- [PROMPT]:
Find every line in the records below that holds the word "screenshot", and copy each one.

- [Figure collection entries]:
/---
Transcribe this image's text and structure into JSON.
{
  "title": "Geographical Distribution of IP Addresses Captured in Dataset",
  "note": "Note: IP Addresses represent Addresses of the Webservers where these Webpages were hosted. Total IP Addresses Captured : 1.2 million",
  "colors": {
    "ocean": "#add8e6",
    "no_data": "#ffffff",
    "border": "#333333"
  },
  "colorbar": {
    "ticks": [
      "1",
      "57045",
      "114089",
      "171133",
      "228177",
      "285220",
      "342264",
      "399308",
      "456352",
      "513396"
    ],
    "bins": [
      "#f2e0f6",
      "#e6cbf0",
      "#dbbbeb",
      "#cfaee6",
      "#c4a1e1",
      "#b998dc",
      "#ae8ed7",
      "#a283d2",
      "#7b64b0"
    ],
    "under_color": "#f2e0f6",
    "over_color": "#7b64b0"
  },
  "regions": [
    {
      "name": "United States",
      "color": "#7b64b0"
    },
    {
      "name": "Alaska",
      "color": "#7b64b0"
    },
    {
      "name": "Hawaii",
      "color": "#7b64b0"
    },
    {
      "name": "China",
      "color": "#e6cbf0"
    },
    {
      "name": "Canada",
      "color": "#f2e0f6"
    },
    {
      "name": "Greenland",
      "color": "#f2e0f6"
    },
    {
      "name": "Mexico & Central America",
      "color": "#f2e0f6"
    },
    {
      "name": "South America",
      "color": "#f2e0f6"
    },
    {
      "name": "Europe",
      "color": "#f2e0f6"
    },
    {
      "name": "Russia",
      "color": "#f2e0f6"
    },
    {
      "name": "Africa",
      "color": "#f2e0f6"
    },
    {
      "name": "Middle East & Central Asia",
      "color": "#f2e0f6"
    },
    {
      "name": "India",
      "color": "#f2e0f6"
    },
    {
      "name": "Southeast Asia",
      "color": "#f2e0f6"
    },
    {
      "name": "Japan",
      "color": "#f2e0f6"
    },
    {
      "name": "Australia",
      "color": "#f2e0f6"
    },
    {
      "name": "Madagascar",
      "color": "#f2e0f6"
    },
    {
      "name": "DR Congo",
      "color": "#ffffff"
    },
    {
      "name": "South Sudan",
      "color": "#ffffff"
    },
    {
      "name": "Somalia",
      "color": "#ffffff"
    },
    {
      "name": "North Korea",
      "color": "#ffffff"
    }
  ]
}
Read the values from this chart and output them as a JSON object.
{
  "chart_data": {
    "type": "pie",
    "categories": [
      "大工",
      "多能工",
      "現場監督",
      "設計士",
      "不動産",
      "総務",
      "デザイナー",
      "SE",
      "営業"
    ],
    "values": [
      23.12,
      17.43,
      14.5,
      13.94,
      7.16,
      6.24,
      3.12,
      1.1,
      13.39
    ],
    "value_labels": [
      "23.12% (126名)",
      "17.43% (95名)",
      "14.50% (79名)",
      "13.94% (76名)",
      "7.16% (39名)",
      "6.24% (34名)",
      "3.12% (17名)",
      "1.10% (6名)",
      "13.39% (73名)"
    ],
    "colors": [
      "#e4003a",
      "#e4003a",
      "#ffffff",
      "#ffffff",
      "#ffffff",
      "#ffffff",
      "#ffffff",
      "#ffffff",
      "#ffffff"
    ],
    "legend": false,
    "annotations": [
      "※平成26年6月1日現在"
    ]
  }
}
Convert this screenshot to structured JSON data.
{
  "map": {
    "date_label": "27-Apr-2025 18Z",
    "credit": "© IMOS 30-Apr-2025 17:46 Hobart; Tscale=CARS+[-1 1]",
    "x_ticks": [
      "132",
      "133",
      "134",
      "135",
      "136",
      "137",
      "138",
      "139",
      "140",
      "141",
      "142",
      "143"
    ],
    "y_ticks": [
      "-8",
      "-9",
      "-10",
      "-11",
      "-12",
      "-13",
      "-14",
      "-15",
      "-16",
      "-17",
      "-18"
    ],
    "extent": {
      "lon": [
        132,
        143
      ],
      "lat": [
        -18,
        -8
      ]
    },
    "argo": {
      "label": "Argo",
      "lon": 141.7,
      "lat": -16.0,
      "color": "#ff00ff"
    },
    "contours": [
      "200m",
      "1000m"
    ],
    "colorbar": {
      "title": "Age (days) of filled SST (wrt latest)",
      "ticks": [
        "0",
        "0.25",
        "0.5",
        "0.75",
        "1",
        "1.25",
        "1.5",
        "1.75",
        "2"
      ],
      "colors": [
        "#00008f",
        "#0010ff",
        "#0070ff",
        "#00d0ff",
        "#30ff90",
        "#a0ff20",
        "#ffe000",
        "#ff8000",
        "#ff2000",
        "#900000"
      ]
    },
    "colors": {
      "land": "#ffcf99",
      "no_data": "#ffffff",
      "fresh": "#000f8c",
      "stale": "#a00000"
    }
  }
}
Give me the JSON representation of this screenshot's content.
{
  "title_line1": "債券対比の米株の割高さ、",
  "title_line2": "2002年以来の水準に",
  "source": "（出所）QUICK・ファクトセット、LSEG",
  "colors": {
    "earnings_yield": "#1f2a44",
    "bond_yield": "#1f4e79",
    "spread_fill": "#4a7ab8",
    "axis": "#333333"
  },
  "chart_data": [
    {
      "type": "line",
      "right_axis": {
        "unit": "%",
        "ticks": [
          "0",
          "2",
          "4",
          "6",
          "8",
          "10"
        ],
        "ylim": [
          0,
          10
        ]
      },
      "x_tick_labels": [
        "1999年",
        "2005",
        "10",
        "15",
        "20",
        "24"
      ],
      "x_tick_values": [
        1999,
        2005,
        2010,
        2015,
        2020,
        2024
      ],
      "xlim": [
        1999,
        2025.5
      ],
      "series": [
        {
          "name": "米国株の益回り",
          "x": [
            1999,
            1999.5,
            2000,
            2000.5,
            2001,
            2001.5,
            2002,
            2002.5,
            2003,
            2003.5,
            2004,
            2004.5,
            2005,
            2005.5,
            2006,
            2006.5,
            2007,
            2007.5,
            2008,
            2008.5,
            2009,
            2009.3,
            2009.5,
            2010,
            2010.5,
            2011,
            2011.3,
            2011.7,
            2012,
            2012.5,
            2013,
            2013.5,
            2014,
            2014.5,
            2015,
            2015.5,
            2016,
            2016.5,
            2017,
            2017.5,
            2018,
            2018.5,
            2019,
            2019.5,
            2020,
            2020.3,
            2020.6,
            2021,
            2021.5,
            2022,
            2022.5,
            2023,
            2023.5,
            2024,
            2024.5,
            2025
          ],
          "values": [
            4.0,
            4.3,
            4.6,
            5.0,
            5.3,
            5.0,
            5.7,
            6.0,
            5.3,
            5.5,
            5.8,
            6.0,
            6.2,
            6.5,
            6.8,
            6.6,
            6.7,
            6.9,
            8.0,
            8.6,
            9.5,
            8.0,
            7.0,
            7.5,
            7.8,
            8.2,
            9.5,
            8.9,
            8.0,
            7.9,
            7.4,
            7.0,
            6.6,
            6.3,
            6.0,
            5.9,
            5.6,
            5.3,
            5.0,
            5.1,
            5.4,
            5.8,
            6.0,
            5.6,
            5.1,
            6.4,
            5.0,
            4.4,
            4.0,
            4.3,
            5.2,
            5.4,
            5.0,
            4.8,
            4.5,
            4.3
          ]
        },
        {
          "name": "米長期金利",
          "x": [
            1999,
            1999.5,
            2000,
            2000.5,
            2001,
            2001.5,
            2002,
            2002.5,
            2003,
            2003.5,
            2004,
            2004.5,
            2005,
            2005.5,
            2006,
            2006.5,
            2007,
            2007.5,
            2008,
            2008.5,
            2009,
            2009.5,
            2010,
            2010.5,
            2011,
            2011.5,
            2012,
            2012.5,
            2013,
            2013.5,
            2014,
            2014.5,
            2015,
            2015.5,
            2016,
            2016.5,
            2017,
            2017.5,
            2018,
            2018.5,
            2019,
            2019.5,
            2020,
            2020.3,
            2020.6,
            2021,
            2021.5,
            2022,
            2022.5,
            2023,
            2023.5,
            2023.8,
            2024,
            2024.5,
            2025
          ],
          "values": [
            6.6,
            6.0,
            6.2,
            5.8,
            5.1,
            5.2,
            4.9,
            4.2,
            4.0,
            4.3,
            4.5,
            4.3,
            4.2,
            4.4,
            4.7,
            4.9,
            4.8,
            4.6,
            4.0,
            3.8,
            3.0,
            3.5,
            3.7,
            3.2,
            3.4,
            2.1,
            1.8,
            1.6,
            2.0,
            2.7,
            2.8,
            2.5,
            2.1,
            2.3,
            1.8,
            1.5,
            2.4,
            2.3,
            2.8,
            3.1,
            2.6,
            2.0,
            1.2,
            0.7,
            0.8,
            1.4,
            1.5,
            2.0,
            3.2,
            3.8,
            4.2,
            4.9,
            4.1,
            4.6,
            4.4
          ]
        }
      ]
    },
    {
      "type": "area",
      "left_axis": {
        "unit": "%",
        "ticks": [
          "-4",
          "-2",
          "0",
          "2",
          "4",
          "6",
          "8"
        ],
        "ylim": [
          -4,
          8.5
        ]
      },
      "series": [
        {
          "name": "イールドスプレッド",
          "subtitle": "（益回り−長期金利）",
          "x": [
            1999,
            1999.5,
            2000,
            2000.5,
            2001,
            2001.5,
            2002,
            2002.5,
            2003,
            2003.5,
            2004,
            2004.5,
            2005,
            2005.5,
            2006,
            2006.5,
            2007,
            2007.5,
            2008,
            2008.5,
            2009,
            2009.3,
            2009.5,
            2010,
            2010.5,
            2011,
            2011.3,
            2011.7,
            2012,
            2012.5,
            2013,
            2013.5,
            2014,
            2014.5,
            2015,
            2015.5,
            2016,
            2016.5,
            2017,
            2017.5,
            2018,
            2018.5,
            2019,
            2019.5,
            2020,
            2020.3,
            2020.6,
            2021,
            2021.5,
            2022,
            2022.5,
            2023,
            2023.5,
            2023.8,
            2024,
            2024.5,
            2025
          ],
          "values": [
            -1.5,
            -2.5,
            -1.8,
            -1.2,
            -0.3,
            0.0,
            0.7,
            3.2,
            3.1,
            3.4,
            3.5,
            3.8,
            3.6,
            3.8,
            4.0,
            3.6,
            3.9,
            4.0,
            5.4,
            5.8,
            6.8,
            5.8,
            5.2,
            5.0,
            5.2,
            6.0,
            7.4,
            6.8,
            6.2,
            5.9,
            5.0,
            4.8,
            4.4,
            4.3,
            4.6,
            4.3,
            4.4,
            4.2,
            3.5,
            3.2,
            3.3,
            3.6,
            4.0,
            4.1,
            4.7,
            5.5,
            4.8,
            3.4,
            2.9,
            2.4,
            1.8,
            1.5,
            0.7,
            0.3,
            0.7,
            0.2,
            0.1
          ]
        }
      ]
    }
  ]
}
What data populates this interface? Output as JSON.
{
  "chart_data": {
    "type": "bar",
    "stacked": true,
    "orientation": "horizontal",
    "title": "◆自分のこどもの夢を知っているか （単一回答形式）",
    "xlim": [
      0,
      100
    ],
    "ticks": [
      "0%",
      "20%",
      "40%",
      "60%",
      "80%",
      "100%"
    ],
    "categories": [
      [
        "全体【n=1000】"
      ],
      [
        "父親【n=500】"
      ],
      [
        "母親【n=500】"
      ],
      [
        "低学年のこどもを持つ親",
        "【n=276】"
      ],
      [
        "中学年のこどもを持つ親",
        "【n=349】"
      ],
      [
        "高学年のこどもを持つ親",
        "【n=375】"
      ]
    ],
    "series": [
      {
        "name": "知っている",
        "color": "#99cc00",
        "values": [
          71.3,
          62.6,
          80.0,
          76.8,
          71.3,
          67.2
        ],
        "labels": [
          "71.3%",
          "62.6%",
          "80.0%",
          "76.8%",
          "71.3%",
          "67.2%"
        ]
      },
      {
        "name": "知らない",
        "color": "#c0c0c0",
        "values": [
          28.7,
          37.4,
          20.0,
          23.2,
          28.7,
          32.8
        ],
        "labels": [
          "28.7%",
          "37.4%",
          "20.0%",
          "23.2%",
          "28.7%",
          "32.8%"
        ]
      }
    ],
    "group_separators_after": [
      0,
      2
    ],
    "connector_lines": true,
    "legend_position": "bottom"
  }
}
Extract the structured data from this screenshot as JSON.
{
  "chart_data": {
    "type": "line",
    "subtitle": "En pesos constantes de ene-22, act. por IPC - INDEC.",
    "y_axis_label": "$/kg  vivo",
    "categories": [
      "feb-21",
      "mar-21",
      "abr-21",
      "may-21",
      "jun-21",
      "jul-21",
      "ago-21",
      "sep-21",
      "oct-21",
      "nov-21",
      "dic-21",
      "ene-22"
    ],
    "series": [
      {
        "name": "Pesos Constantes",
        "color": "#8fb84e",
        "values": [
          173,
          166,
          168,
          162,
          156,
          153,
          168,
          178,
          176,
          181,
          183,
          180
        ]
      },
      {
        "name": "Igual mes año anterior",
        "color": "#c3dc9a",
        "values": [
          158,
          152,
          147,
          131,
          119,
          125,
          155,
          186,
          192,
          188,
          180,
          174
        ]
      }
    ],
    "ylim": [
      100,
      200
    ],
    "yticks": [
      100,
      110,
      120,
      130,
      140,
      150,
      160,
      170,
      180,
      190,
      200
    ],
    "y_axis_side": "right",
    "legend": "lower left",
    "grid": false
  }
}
\---
- [RESPONSE TO THIS EXERCISE]:
Convert this screenshot to structured JSON data.
Give me the JSON representation of this screenshot's content.
Extract the structured data from this screenshot as JSON.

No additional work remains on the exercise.